SUPPLIED MATERIAL ▸
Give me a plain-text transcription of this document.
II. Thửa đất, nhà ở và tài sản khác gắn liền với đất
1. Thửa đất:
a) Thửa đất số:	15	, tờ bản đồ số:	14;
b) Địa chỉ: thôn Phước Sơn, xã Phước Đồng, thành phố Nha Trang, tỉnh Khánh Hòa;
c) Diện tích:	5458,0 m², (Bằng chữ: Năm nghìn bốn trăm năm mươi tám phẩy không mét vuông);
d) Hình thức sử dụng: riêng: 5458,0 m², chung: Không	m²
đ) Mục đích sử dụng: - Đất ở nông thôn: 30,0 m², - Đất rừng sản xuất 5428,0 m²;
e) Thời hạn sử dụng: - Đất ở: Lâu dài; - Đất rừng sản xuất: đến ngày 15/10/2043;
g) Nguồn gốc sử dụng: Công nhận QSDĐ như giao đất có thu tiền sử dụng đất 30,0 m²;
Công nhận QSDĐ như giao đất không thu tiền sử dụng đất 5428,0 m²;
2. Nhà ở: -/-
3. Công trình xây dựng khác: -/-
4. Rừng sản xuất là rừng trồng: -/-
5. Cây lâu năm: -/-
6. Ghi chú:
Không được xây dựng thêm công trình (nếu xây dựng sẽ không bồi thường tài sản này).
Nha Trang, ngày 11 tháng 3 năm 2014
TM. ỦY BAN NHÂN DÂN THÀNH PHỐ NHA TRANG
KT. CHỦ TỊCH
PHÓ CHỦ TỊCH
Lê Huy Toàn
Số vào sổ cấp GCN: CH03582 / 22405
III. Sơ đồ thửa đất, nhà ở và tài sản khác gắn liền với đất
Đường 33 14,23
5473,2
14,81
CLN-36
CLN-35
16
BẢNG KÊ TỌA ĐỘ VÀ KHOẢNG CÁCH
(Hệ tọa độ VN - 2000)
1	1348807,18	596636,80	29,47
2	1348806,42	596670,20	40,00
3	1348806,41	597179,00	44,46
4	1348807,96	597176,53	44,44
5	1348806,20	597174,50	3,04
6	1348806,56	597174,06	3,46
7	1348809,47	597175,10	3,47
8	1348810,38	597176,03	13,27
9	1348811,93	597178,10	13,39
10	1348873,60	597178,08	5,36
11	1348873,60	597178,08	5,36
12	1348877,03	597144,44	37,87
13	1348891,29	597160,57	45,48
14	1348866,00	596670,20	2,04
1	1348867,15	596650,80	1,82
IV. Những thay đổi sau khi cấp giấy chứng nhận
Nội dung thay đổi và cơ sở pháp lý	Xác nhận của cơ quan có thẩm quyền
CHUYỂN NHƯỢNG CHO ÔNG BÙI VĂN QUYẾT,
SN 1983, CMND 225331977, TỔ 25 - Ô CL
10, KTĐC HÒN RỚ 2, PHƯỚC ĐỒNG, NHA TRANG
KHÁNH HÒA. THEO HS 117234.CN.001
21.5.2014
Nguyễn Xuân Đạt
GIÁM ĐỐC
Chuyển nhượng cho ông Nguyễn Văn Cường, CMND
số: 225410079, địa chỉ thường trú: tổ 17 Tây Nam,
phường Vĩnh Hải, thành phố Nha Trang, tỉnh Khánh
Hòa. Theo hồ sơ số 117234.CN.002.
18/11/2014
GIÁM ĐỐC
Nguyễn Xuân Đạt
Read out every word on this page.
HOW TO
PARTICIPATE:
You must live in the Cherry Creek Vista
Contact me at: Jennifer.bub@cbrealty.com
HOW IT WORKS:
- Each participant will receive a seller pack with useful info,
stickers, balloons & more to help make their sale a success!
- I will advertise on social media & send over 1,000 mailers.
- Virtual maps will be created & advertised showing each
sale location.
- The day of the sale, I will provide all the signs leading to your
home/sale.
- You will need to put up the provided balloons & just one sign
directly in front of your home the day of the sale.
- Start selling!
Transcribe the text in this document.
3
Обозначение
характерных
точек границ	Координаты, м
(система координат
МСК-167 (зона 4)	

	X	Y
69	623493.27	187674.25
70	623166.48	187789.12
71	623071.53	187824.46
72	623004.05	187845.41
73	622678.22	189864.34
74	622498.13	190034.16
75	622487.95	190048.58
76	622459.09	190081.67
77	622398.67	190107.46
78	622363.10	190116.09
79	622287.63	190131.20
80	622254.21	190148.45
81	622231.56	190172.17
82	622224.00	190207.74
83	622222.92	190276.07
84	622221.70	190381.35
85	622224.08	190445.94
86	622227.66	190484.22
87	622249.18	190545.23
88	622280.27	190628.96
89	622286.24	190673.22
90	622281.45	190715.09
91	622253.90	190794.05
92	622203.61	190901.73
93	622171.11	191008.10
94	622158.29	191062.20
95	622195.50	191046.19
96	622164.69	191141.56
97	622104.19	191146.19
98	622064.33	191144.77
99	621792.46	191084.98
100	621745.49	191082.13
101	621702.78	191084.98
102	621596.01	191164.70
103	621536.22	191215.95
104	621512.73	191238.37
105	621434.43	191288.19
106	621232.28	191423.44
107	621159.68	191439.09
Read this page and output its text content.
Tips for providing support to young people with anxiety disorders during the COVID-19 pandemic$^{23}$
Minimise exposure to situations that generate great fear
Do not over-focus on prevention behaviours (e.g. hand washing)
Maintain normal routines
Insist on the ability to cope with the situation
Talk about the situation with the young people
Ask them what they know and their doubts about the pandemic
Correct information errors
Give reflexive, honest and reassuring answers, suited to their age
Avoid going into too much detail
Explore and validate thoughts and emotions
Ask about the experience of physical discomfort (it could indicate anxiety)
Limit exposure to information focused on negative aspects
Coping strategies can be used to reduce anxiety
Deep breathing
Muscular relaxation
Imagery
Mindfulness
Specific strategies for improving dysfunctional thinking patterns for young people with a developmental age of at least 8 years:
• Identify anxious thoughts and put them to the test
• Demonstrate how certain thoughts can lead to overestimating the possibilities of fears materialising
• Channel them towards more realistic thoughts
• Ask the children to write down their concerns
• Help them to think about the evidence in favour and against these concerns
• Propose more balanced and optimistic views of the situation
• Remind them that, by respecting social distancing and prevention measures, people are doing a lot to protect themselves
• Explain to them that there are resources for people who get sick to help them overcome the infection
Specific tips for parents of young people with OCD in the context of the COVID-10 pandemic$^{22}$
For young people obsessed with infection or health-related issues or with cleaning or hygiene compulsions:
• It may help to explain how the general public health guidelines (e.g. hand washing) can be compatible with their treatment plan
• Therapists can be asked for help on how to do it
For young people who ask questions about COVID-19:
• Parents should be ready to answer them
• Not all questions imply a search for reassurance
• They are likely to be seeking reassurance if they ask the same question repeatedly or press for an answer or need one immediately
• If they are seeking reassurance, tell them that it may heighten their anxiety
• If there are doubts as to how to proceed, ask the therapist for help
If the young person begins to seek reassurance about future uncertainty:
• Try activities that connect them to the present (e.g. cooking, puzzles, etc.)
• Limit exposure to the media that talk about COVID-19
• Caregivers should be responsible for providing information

AIM ▸
Transcribe the entire listing above precisely.

SOLUTION TO THIS EXERCISE ▸
Give me a plain-text transcription of this document.
II. Thửa đất, nhà ở và tài sản khác gắn liền với đất
1. Thửa đất:
a) Thửa đất số:	15	, tờ bản đồ số:	14;
b) Địa chỉ: thôn Phước Sơn, xã Phước Đồng, thành phố Nha Trang, tỉnh Khánh Hòa;
c) Diện tích:	5458,0 m², (Bằng chữ: Năm nghìn bốn trăm năm mươi tám phẩy không mét vuông);
d) Hình thức sử dụng: riêng: 5458,0 m², chung: Không	m²
đ) Mục đích sử dụng: - Đất ở nông thôn: 30,0 m², - Đất rừng sản xuất 5428,0 m²;
e) Thời hạn sử dụng: - Đất ở: Lâu dài; - Đất rừng sản xuất: đến ngày 15/10/2043;
g) Nguồn gốc sử dụng: Công nhận QSDĐ như giao đất có thu tiền sử dụng đất 30,0 m²;
Công nhận QSDĐ như giao đất không thu tiền sử dụng đất 5428,0 m²;
2. Nhà ở: -/-
3. Công trình xây dựng khác: -/-
4. Rừng sản xuất là rừng trồng: -/-
5. Cây lâu năm: -/-
6. Ghi chú:
Không được xây dựng thêm công trình (nếu xây dựng sẽ không bồi thường tài sản này).
Nha Trang, ngày 11 tháng 3 năm 2014
TM. ỦY BAN NHÂN DÂN THÀNH PHỐ NHA TRANG
KT. CHỦ TỊCH
PHÓ CHỦ TỊCH
Lê Huy Toàn
Số vào sổ cấp GCN: CH03582 / 22405
III. Sơ đồ thửa đất, nhà ở và tài sản khác gắn liền với đất
Đường 33 14,23
5473,2
14,81
CLN-36
CLN-35
16
BẢNG KÊ TỌA ĐỘ VÀ KHOẢNG CÁCH
(Hệ tọa độ VN - 2000)
1	1348807,18	596636,80	29,47
2	1348806,42	596670,20	40,00
3	1348806,41	597179,00	44,46
4	1348807,96	597176,53	44,44
5	1348806,20	597174,50	3,04
6	1348806,56	597174,06	3,46
7	1348809,47	597175,10	3,47
8	1348810,38	597176,03	13,27
9	1348811,93	597178,10	13,39
10	1348873,60	597178,08	5,36
11	1348873,60	597178,08	5,36
12	1348877,03	597144,44	37,87
13	1348891,29	597160,57	45,48
14	1348866,00	596670,20	2,04
1	1348867,15	596650,80	1,82
IV. Những thay đổi sau khi cấp giấy chứng nhận
Nội dung thay đổi và cơ sở pháp lý	Xác nhận của cơ quan có thẩm quyền
CHUYỂN NHƯỢNG CHO ÔNG BÙI VĂN QUYẾT,
SN 1983, CMND 225331977, TỔ 25 - Ô CL
10, KTĐC HÒN RỚ 2, PHƯỚC ĐỒNG, NHA TRANG
KHÁNH HÒA. THEO HS 117234.CN.001
21.5.2014
Nguyễn Xuân Đạt
GIÁM ĐỐC
Chuyển nhượng cho ông Nguyễn Văn Cường, CMND
số: 225410079, địa chỉ thường trú: tổ 17 Tây Nam,
phường Vĩnh Hải, thành phố Nha Trang, tỉnh Khánh
Hòa. Theo hồ sơ số 117234.CN.002.
18/11/2014
GIÁM ĐỐC
Nguyễn Xuân Đạt
Read out every word on this page.
HOW TO
PARTICIPATE:
You must live in the Cherry Creek Vista
Contact me at: Jennifer.bub@cbrealty.com
HOW IT WORKS:
- Each participant will receive a seller pack with useful info,
stickers, balloons & more to help make their sale a success!
- I will advertise on social media & send over 1,000 mailers.
- Virtual maps will be created & advertised showing each
sale location.
- The day of the sale, I will provide all the signs leading to your
home/sale.
- You will need to put up the provided balloons & just one sign
directly in front of your home the day of the sale.
- Start selling!
Transcribe the text in this document.
3
Обозначение
характерных
точек границ	Координаты, м
(система координат
МСК-167 (зона 4)	

	X	Y
69	623493.27	187674.25
70	623166.48	187789.12
71	623071.53	187824.46
72	623004.05	187845.41
73	622678.22	189864.34
74	622498.13	190034.16
75	622487.95	190048.58
76	622459.09	190081.67
77	622398.67	190107.46
78	622363.10	190116.09
79	622287.63	190131.20
80	622254.21	190148.45
81	622231.56	190172.17
82	622224.00	190207.74
83	622222.92	190276.07
84	622221.70	190381.35
85	622224.08	190445.94
86	622227.66	190484.22
87	622249.18	190545.23
88	622280.27	190628.96
89	622286.24	190673.22
90	622281.45	190715.09
91	622253.90	190794.05
92	622203.61	190901.73
93	622171.11	191008.10
94	622158.29	191062.20
95	622195.50	191046.19
96	622164.69	191141.56
97	622104.19	191146.19
98	622064.33	191144.77
99	621792.46	191084.98
100	621745.49	191082.13
101	621702.78	191084.98
102	621596.01	191164.70
103	621536.22	191215.95
104	621512.73	191238.37
105	621434.43	191288.19
106	621232.28	191423.44
107	621159.68	191439.09
Read this page and output its text content.
Tips for providing support to young people with anxiety disorders during the COVID-19 pandemic$^{23}$
Minimise exposure to situations that generate great fear
Do not over-focus on prevention behaviours (e.g. hand washing)
Maintain normal routines
Insist on the ability to cope with the situation
Talk about the situation with the young people
Ask them what they know and their doubts about the pandemic
Correct information errors
Give reflexive, honest and reassuring answers, suited to their age
Avoid going into too much detail
Explore and validate thoughts and emotions
Ask about the experience of physical discomfort (it could indicate anxiety)
Limit exposure to information focused on negative aspects
Coping strategies can be used to reduce anxiety
Deep breathing
Muscular relaxation
Imagery
Mindfulness
Specific strategies for improving dysfunctional thinking patterns for young people with a developmental age of at least 8 years:
• Identify anxious thoughts and put them to the test
• Demonstrate how certain thoughts can lead to overestimating the possibilities of fears materialising
• Channel them towards more realistic thoughts
• Ask the children to write down their concerns
• Help them to think about the evidence in favour and against these concerns
• Propose more balanced and optimistic views of the situation
• Remind them that, by respecting social distancing and prevention measures, people are doing a lot to protect themselves
• Explain to them that there are resources for people who get sick to help them overcome the infection
Specific tips for parents of young people with OCD in the context of the COVID-10 pandemic$^{22}$
For young people obsessed with infection or health-related issues or with cleaning or hygiene compulsions:
• It may help to explain how the general public health guidelines (e.g. hand washing) can be compatible with their treatment plan
• Therapists can be asked for help on how to do it
For young people who ask questions about COVID-19:
• Parents should be ready to answer them
• Not all questions imply a search for reassurance
• They are likely to be seeking reassurance if they ask the same question repeatedly or press for an answer or need one immediately
• If they are seeking reassurance, tell them that it may heighten their anxiety
• If there are doubts as to how to proceed, ask the therapist for help
If the young person begins to seek reassurance about future uncertainty:
• Try activities that connect them to the present (e.g. cooking, puzzles, etc.)
• Limit exposure to the media that talk about COVID-19
• Caregivers should be responsible for providing information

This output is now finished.